[ENTRIES start]
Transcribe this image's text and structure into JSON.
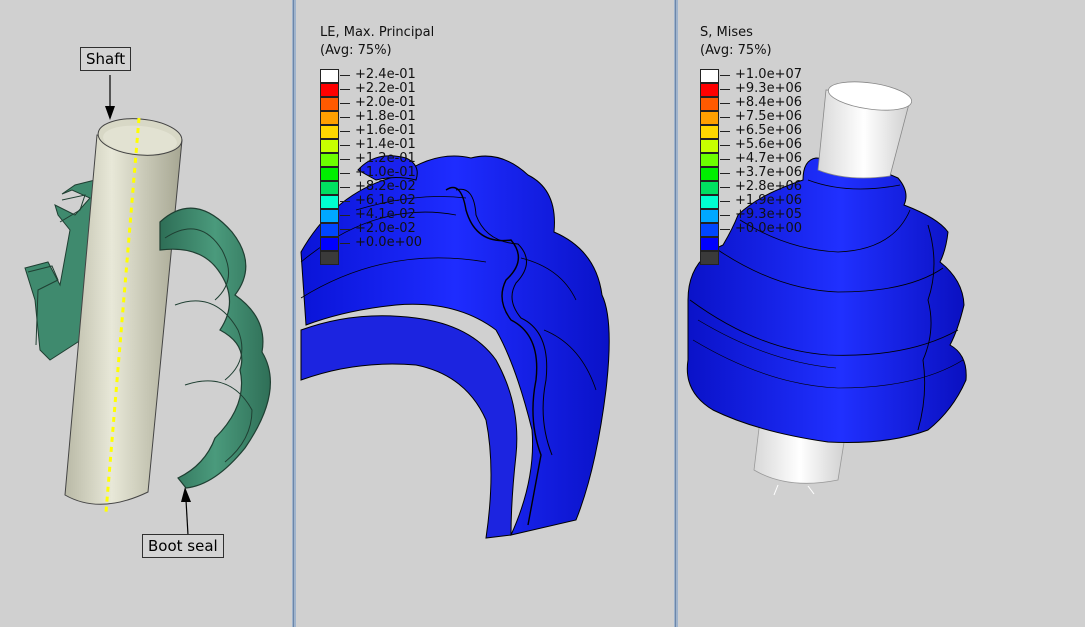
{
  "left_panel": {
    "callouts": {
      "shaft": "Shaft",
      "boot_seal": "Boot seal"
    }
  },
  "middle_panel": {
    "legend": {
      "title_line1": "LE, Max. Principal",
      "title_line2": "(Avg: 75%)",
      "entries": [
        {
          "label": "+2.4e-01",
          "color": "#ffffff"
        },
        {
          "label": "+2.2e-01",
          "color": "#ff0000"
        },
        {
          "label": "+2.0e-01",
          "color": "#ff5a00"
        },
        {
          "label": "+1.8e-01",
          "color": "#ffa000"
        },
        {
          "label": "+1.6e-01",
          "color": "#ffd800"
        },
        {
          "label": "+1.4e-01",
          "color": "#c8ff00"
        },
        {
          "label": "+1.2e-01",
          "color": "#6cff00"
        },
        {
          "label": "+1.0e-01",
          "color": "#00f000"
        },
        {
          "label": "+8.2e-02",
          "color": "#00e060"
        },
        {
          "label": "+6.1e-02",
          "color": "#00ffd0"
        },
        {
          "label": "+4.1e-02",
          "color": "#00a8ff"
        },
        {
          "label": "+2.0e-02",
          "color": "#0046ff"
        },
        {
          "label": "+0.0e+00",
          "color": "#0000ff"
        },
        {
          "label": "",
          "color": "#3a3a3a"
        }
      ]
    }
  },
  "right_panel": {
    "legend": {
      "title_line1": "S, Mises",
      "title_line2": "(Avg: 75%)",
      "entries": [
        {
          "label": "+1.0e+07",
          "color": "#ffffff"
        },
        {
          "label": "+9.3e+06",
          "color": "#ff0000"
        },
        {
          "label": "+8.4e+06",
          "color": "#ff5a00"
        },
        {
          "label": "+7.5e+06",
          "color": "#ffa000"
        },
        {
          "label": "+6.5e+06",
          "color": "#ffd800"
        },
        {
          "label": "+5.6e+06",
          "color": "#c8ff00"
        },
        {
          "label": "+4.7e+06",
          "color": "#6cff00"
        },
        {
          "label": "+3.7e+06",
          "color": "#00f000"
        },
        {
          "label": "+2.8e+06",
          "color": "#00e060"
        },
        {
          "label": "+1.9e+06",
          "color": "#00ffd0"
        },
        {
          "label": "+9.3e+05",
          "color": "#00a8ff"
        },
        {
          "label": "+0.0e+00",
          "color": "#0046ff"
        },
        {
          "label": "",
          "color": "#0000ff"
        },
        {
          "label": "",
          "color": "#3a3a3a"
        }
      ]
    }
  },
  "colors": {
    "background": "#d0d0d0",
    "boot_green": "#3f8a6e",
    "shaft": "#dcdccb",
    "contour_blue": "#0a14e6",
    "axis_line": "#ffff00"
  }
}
[ENTRIES end]
DIRECTIONS: All the records need to be repeated exactly, with the images dropped.

EXPECTED ANSWER:
Transcribe this image's text and structure into JSON.
{
  "left_panel": {
    "callouts": {
      "shaft": "Shaft",
      "boot_seal": "Boot seal"
    }
  },
  "middle_panel": {
    "legend": {
      "title_line1": "LE, Max. Principal",
      "title_line2": "(Avg: 75%)",
      "entries": [
        {
          "label": "+2.4e-01",
          "color": "#ffffff"
        },
        {
          "label": "+2.2e-01",
          "color": "#ff0000"
        },
        {
          "label": "+2.0e-01",
          "color": "#ff5a00"
        },
        {
          "label": "+1.8e-01",
          "color": "#ffa000"
        },
        {
          "label": "+1.6e-01",
          "color": "#ffd800"
        },
        {
          "label": "+1.4e-01",
          "color": "#c8ff00"
        },
        {
          "label": "+1.2e-01",
          "color": "#6cff00"
        },
        {
          "label": "+1.0e-01",
          "color": "#00f000"
        },
        {
          "label": "+8.2e-02",
          "color": "#00e060"
        },
        {
          "label": "+6.1e-02",
          "color": "#00ffd0"
        },
        {
          "label": "+4.1e-02",
          "color": "#00a8ff"
        },
        {
          "label": "+2.0e-02",
          "color": "#0046ff"
        },
        {
          "label": "+0.0e+00",
          "color": "#0000ff"
        },
        {
          "label": "",
          "color": "#3a3a3a"
        }
      ]
    }
  },
  "right_panel": {
    "legend": {
      "title_line1": "S, Mises",
      "title_line2": "(Avg: 75%)",
      "entries": [
        {
          "label": "+1.0e+07",
          "color": "#ffffff"
        },
        {
          "label": "+9.3e+06",
          "color": "#ff0000"
        },
        {
          "label": "+8.4e+06",
          "color": "#ff5a00"
        },
        {
          "label": "+7.5e+06",
          "color": "#ffa000"
        },
        {
          "label": "+6.5e+06",
          "color": "#ffd800"
        },
        {
          "label": "+5.6e+06",
          "color": "#c8ff00"
        },
        {
          "label": "+4.7e+06",
          "color": "#6cff00"
        },
        {
          "label": "+3.7e+06",
          "color": "#00f000"
        },
        {
          "label": "+2.8e+06",
          "color": "#00e060"
        },
        {
          "label": "+1.9e+06",
          "color": "#00ffd0"
        },
        {
          "label": "+9.3e+05",
          "color": "#00a8ff"
        },
        {
          "label": "+0.0e+00",
          "color": "#0046ff"
        },
        {
          "label": "",
          "color": "#0000ff"
        },
        {
          "label": "",
          "color": "#3a3a3a"
        }
      ]
    }
  },
  "colors": {
    "background": "#d0d0d0",
    "boot_green": "#3f8a6e",
    "shaft": "#dcdccb",
    "contour_blue": "#0a14e6",
    "axis_line": "#ffff00"
  }
}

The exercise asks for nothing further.